**SET EXERCISE**
Only a number is wanted. Count the lines holding the string "People".

** start of SOURCE RECORDS **

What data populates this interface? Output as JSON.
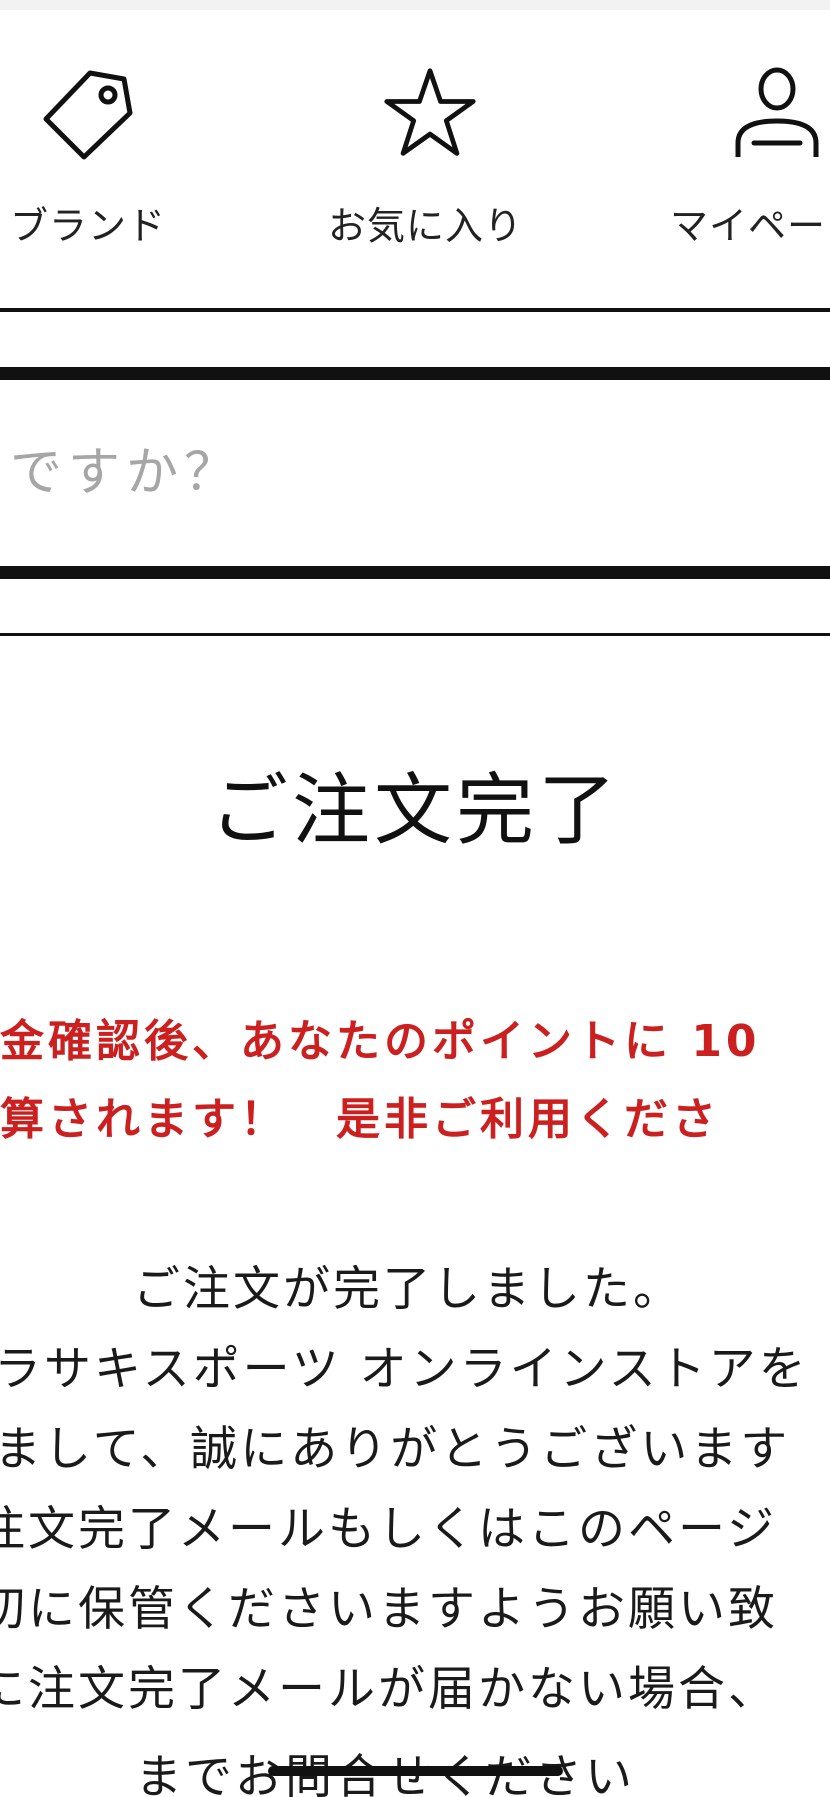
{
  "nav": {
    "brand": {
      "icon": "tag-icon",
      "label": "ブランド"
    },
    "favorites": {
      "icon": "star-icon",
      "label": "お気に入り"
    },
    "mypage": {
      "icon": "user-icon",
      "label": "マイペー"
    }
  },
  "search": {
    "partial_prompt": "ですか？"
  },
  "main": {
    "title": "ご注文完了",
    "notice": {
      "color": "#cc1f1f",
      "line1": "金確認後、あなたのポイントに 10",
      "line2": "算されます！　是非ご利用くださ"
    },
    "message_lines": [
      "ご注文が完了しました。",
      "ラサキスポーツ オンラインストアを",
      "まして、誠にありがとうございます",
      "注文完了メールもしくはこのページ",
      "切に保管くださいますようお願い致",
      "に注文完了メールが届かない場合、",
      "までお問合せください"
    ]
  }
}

** end of SOURCE RECORDS **
** start of SOURCE RECORDS **

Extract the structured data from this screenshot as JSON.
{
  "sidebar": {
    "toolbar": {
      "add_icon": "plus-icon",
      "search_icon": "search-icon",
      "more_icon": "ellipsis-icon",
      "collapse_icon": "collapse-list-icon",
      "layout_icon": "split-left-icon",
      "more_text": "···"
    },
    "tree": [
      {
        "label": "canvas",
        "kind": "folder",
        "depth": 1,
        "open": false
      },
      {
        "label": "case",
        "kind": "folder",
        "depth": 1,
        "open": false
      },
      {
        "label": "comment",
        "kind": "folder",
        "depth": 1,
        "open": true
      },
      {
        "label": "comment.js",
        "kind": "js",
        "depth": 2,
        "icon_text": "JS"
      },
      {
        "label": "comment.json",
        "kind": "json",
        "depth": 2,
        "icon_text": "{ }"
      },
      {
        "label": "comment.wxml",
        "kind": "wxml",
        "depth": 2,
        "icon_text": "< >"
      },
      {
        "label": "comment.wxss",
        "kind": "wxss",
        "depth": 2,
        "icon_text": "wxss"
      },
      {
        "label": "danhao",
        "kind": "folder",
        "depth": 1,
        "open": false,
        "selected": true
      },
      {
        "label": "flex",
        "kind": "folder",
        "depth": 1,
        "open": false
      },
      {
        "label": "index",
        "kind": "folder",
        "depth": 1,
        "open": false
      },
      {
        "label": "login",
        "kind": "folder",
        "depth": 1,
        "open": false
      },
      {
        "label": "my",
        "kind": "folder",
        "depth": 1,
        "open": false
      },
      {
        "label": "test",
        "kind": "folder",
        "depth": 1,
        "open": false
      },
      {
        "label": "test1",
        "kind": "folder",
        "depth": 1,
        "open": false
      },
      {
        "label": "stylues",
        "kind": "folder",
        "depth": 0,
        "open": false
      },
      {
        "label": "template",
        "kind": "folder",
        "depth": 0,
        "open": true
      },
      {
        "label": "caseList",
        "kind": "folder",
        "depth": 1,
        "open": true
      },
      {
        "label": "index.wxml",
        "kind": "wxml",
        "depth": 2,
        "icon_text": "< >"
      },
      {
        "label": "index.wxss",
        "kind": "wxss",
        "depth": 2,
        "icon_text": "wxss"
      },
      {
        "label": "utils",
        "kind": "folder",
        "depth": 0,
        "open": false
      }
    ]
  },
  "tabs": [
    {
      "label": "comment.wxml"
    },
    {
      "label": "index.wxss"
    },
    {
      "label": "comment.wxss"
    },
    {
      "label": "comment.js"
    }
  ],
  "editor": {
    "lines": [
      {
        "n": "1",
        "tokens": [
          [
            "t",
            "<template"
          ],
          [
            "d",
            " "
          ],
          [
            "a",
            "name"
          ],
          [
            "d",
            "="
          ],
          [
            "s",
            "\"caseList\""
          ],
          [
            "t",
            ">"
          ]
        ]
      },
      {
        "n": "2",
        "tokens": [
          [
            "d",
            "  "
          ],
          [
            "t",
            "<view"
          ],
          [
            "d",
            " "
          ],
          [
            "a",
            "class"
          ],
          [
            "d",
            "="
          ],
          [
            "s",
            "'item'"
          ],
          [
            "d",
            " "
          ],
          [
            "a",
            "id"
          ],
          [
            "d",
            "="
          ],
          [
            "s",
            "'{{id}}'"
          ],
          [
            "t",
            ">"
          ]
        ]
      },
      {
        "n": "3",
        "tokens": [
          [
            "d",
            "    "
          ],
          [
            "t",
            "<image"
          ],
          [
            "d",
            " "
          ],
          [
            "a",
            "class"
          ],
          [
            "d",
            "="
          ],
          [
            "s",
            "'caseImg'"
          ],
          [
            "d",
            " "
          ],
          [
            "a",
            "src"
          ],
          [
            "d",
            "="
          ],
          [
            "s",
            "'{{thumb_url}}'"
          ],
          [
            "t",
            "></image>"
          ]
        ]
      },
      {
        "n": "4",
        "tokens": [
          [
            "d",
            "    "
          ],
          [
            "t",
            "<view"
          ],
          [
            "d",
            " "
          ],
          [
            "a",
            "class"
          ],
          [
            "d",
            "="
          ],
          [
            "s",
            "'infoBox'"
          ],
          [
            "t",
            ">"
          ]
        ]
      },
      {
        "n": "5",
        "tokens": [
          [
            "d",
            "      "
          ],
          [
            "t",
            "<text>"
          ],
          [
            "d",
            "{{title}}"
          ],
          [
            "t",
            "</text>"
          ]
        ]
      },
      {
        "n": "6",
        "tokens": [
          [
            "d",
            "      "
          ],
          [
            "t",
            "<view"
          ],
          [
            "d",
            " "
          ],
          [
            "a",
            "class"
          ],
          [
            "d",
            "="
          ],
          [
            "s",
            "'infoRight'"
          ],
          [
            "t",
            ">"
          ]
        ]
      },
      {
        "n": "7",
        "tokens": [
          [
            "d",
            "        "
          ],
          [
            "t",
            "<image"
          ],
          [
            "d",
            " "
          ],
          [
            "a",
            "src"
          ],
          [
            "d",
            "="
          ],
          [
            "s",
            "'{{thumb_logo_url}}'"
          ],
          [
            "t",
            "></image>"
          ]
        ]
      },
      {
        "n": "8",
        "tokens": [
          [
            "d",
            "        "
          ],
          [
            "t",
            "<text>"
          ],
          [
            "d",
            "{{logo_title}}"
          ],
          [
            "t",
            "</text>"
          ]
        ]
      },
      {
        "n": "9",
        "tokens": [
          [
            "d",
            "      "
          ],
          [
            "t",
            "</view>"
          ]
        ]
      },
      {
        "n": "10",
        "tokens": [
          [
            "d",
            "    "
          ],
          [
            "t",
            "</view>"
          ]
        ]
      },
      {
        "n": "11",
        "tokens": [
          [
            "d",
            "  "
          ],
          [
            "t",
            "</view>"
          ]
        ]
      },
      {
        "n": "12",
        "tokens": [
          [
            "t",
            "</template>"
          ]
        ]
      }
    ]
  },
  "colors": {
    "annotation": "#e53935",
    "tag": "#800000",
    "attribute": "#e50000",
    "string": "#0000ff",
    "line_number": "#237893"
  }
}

** end of SOURCE RECORDS **
** start of SOURCE RECORDS **

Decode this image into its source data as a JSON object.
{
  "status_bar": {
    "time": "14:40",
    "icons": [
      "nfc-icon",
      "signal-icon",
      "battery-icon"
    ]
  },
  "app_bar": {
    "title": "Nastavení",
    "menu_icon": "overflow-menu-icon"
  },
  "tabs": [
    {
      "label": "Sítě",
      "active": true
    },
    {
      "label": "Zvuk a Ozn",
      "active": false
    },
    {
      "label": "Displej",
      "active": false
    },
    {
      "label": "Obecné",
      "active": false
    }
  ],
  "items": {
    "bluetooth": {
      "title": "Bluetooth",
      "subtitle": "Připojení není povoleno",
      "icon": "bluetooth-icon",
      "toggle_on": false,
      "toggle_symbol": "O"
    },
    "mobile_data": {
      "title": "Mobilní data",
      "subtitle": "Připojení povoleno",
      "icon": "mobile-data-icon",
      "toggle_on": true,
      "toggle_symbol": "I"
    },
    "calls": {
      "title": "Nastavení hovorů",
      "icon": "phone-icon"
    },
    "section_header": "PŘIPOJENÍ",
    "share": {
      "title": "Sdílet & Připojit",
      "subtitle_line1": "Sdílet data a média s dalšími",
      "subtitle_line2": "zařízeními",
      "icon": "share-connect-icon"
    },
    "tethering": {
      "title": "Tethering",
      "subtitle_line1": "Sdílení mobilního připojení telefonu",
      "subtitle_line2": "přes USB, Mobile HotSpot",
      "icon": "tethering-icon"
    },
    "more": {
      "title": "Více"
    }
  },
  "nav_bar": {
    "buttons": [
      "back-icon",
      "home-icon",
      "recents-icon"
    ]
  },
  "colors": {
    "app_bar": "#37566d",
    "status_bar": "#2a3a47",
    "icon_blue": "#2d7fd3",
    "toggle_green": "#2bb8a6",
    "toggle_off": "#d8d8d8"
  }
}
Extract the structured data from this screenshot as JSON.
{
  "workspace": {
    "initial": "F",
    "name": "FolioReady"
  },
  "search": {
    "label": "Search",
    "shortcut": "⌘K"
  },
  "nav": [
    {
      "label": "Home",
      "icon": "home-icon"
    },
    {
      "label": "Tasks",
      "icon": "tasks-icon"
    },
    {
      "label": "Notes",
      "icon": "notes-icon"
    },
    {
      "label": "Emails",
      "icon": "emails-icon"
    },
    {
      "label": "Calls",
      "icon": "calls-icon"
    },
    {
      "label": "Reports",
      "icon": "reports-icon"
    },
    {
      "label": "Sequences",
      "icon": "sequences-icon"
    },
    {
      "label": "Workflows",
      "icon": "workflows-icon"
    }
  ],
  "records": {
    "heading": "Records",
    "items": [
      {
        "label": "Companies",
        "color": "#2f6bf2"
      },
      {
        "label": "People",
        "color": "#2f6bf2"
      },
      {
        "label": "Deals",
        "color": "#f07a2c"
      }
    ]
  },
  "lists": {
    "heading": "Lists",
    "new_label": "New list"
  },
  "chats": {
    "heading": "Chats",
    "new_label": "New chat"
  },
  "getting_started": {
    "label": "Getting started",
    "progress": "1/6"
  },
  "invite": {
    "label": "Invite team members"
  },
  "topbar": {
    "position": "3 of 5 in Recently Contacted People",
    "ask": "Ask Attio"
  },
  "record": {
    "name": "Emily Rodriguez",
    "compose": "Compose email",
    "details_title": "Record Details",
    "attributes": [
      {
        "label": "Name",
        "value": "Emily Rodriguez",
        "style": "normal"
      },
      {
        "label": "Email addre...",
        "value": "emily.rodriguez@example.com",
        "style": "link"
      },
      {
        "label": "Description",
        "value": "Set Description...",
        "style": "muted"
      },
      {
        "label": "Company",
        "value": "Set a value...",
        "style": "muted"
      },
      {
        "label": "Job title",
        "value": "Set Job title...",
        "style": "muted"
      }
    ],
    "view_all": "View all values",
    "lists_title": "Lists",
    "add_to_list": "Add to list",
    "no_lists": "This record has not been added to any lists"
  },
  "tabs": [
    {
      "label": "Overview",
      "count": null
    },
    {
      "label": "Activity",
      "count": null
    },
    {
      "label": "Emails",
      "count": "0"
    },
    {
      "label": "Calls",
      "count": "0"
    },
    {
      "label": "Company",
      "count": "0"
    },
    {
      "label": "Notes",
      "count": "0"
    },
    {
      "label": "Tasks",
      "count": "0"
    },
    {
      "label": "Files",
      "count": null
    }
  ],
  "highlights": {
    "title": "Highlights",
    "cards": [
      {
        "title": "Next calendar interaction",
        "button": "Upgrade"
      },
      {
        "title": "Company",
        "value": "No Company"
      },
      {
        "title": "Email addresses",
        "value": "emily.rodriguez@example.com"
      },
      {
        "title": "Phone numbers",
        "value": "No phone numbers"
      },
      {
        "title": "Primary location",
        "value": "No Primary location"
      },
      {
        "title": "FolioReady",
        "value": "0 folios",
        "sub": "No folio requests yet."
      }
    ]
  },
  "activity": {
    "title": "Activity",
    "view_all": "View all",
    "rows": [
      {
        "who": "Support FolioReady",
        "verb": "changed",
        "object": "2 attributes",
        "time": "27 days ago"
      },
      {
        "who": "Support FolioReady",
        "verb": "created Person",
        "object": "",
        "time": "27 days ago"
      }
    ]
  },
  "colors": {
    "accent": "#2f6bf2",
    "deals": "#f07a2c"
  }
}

** end of SOURCE RECORDS **

**ANSWER FOR THIS EXERCISE**
2